Stored items:

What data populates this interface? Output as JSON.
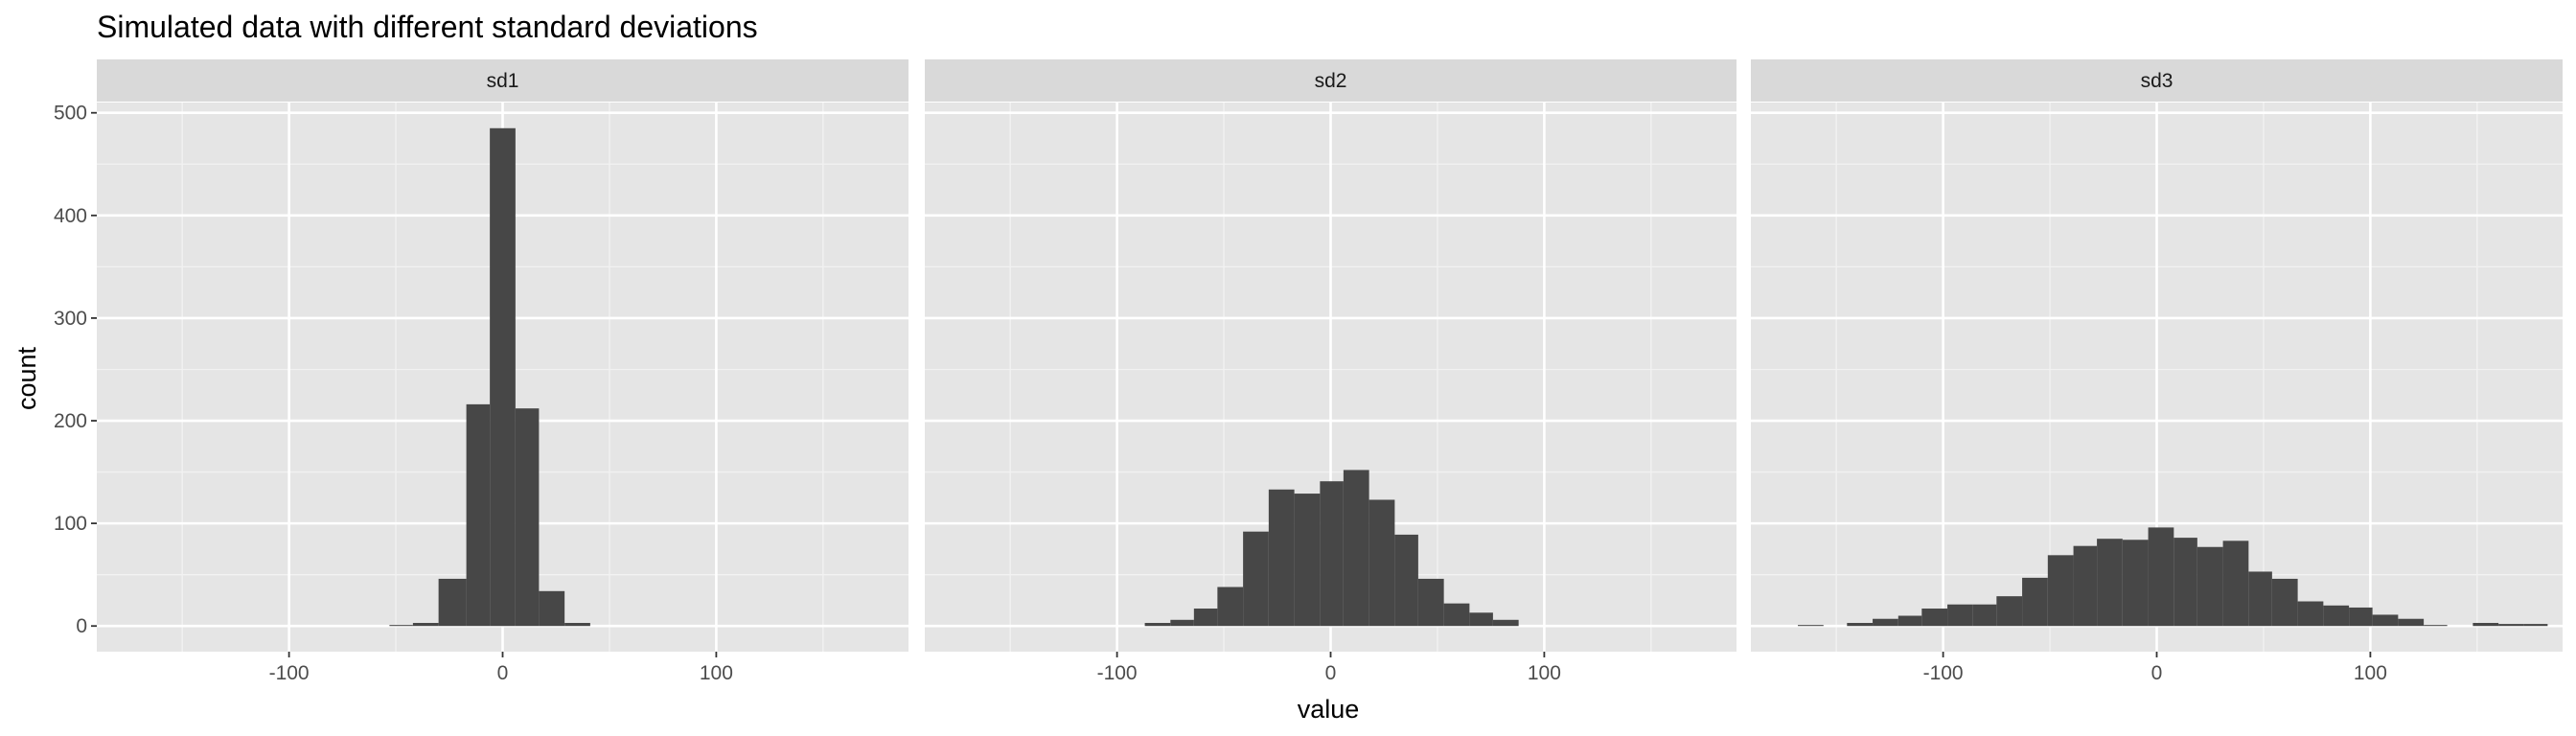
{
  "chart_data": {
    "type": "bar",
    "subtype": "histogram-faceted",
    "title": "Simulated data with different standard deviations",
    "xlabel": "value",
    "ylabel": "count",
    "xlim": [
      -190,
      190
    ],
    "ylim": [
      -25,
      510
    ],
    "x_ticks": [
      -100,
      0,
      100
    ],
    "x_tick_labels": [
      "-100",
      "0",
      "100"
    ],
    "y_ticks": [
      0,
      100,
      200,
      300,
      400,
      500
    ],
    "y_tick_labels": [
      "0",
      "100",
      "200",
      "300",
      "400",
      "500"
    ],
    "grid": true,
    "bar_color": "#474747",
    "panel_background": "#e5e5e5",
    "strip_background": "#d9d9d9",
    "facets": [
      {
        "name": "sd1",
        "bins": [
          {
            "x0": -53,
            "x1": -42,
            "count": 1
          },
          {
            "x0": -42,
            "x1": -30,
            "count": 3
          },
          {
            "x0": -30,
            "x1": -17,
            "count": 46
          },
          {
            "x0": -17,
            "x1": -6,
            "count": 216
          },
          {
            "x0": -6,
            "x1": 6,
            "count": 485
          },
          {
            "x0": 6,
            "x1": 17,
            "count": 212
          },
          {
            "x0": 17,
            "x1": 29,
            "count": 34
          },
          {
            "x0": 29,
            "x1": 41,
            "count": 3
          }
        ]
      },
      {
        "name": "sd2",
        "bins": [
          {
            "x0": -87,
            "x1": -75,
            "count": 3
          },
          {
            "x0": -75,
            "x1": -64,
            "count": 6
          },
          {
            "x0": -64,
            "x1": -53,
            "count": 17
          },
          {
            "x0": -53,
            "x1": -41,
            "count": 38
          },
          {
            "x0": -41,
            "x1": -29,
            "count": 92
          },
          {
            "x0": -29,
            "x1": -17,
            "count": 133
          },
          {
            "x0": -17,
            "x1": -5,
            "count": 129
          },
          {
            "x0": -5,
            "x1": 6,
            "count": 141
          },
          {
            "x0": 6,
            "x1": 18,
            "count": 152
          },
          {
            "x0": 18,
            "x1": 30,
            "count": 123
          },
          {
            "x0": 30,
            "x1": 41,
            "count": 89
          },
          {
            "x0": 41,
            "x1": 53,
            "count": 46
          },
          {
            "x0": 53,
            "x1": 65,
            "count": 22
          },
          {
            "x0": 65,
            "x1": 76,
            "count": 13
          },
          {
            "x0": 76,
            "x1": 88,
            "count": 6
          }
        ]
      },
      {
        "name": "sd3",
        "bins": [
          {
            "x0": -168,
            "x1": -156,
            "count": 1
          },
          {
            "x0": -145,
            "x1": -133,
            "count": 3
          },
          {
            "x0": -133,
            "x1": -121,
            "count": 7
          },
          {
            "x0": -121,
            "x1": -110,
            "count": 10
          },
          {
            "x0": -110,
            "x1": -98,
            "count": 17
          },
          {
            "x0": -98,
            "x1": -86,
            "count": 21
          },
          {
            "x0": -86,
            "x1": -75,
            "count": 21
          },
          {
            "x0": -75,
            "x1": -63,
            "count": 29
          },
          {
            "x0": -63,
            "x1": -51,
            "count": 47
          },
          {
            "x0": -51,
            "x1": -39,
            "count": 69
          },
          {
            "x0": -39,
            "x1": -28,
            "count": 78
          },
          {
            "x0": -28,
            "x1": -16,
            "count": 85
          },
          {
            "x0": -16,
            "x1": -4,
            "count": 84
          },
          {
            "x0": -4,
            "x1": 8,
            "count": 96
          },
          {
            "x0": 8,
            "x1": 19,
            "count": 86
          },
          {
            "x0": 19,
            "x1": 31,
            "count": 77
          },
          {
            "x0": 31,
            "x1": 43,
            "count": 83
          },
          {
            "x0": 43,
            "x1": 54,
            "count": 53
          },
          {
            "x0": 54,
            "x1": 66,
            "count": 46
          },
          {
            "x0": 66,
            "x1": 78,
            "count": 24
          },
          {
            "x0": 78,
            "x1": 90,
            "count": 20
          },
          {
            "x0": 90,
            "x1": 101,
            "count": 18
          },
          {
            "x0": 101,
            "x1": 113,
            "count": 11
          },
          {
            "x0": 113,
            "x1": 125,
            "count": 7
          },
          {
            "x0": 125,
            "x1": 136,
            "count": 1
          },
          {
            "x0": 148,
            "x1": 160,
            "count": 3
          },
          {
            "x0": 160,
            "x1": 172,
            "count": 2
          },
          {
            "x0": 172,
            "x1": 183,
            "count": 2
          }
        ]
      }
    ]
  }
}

Task goal:
Pictures in the records must not appear in the copy; transcribe everything else precisely.

Task response:
What data populates this interface? Output as JSON.
{
  "chart_data": {
    "type": "bar",
    "subtype": "histogram-faceted",
    "title": "Simulated data with different standard deviations",
    "xlabel": "value",
    "ylabel": "count",
    "xlim": [
      -190,
      190
    ],
    "ylim": [
      -25,
      510
    ],
    "x_ticks": [
      -100,
      0,
      100
    ],
    "x_tick_labels": [
      "-100",
      "0",
      "100"
    ],
    "y_ticks": [
      0,
      100,
      200,
      300,
      400,
      500
    ],
    "y_tick_labels": [
      "0",
      "100",
      "200",
      "300",
      "400",
      "500"
    ],
    "grid": true,
    "bar_color": "#474747",
    "panel_background": "#e5e5e5",
    "strip_background": "#d9d9d9",
    "facets": [
      {
        "name": "sd1",
        "bins": [
          {
            "x0": -53,
            "x1": -42,
            "count": 1
          },
          {
            "x0": -42,
            "x1": -30,
            "count": 3
          },
          {
            "x0": -30,
            "x1": -17,
            "count": 46
          },
          {
            "x0": -17,
            "x1": -6,
            "count": 216
          },
          {
            "x0": -6,
            "x1": 6,
            "count": 485
          },
          {
            "x0": 6,
            "x1": 17,
            "count": 212
          },
          {
            "x0": 17,
            "x1": 29,
            "count": 34
          },
          {
            "x0": 29,
            "x1": 41,
            "count": 3
          }
        ]
      },
      {
        "name": "sd2",
        "bins": [
          {
            "x0": -87,
            "x1": -75,
            "count": 3
          },
          {
            "x0": -75,
            "x1": -64,
            "count": 6
          },
          {
            "x0": -64,
            "x1": -53,
            "count": 17
          },
          {
            "x0": -53,
            "x1": -41,
            "count": 38
          },
          {
            "x0": -41,
            "x1": -29,
            "count": 92
          },
          {
            "x0": -29,
            "x1": -17,
            "count": 133
          },
          {
            "x0": -17,
            "x1": -5,
            "count": 129
          },
          {
            "x0": -5,
            "x1": 6,
            "count": 141
          },
          {
            "x0": 6,
            "x1": 18,
            "count": 152
          },
          {
            "x0": 18,
            "x1": 30,
            "count": 123
          },
          {
            "x0": 30,
            "x1": 41,
            "count": 89
          },
          {
            "x0": 41,
            "x1": 53,
            "count": 46
          },
          {
            "x0": 53,
            "x1": 65,
            "count": 22
          },
          {
            "x0": 65,
            "x1": 76,
            "count": 13
          },
          {
            "x0": 76,
            "x1": 88,
            "count": 6
          }
        ]
      },
      {
        "name": "sd3",
        "bins": [
          {
            "x0": -168,
            "x1": -156,
            "count": 1
          },
          {
            "x0": -145,
            "x1": -133,
            "count": 3
          },
          {
            "x0": -133,
            "x1": -121,
            "count": 7
          },
          {
            "x0": -121,
            "x1": -110,
            "count": 10
          },
          {
            "x0": -110,
            "x1": -98,
            "count": 17
          },
          {
            "x0": -98,
            "x1": -86,
            "count": 21
          },
          {
            "x0": -86,
            "x1": -75,
            "count": 21
          },
          {
            "x0": -75,
            "x1": -63,
            "count": 29
          },
          {
            "x0": -63,
            "x1": -51,
            "count": 47
          },
          {
            "x0": -51,
            "x1": -39,
            "count": 69
          },
          {
            "x0": -39,
            "x1": -28,
            "count": 78
          },
          {
            "x0": -28,
            "x1": -16,
            "count": 85
          },
          {
            "x0": -16,
            "x1": -4,
            "count": 84
          },
          {
            "x0": -4,
            "x1": 8,
            "count": 96
          },
          {
            "x0": 8,
            "x1": 19,
            "count": 86
          },
          {
            "x0": 19,
            "x1": 31,
            "count": 77
          },
          {
            "x0": 31,
            "x1": 43,
            "count": 83
          },
          {
            "x0": 43,
            "x1": 54,
            "count": 53
          },
          {
            "x0": 54,
            "x1": 66,
            "count": 46
          },
          {
            "x0": 66,
            "x1": 78,
            "count": 24
          },
          {
            "x0": 78,
            "x1": 90,
            "count": 20
          },
          {
            "x0": 90,
            "x1": 101,
            "count": 18
          },
          {
            "x0": 101,
            "x1": 113,
            "count": 11
          },
          {
            "x0": 113,
            "x1": 125,
            "count": 7
          },
          {
            "x0": 125,
            "x1": 136,
            "count": 1
          },
          {
            "x0": 148,
            "x1": 160,
            "count": 3
          },
          {
            "x0": 160,
            "x1": 172,
            "count": 2
          },
          {
            "x0": 172,
            "x1": 183,
            "count": 2
          }
        ]
      }
    ]
  }
}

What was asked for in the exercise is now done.